◆ **THE TASK**
Retype every line of the material below exactly, leaving out the pictures.

(Stored items from a collection)
--

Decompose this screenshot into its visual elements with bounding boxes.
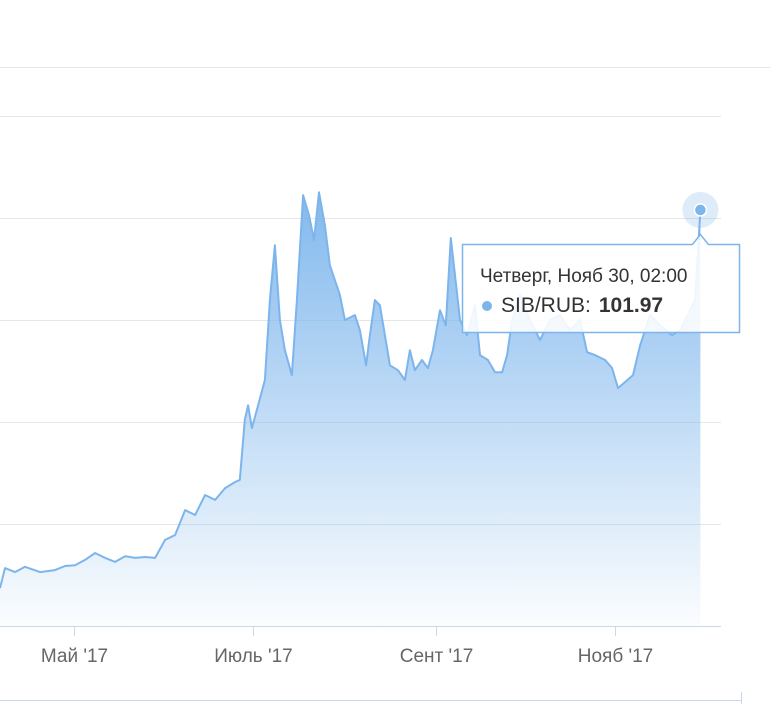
- x-tick-label: Июль '17: [214, 646, 293, 667]
- tooltip-marker: [482, 301, 492, 311]
- x-tick-label: Сент '17: [400, 646, 474, 667]
- tooltip-separator: :: [585, 294, 591, 317]
- x-axis: Май '17 Июль '17 Сент '17 Нояб '17: [0, 626, 721, 667]
- tooltip-line: SIB/RUB: 101.97: [501, 294, 663, 317]
- tooltip-header: Четверг, Нояб 30, 02:00: [480, 266, 687, 287]
- tooltip-value: 101.97: [599, 294, 663, 317]
- area-fill: [0, 192, 701, 627]
- tooltip-series-name: SIB/RUB: [501, 294, 585, 317]
- x-tick-label: Май '17: [41, 646, 108, 667]
- tooltip-box: [461, 233, 741, 334]
- hover-point: [693, 203, 708, 217]
- tooltip: Четверг, Нояб 30, 02:00 SIB/RUB: 101.97: [461, 191, 741, 334]
- x-tick-label: Нояб '17: [578, 646, 654, 667]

--

◆ **CORRECT ANSWER**
Decompose this screenshot into its visual elements with bounding boxes.
- x-tick-label: Июль '17: [214, 646, 293, 667]
- tooltip-marker: [482, 301, 492, 311]
- x-tick-label: Сент '17: [400, 646, 474, 667]
- tooltip-separator: :: [585, 294, 591, 317]
- x-axis: Май '17 Июль '17 Сент '17 Нояб '17: [0, 626, 721, 667]
- tooltip-line: SIB/RUB: 101.97: [501, 294, 663, 317]
- tooltip-header: Четверг, Нояб 30, 02:00: [480, 266, 687, 287]
- tooltip-value: 101.97: [599, 294, 663, 317]
- area-fill: [0, 192, 701, 627]
- tooltip-series-name: SIB/RUB: [501, 294, 585, 317]
- x-tick-label: Май '17: [41, 646, 108, 667]
- tooltip-box: [461, 233, 741, 334]
- hover-point: [693, 203, 708, 217]
- tooltip: Четверг, Нояб 30, 02:00 SIB/RUB: 101.97: [461, 191, 741, 334]
- x-tick-label: Нояб '17: [578, 646, 654, 667]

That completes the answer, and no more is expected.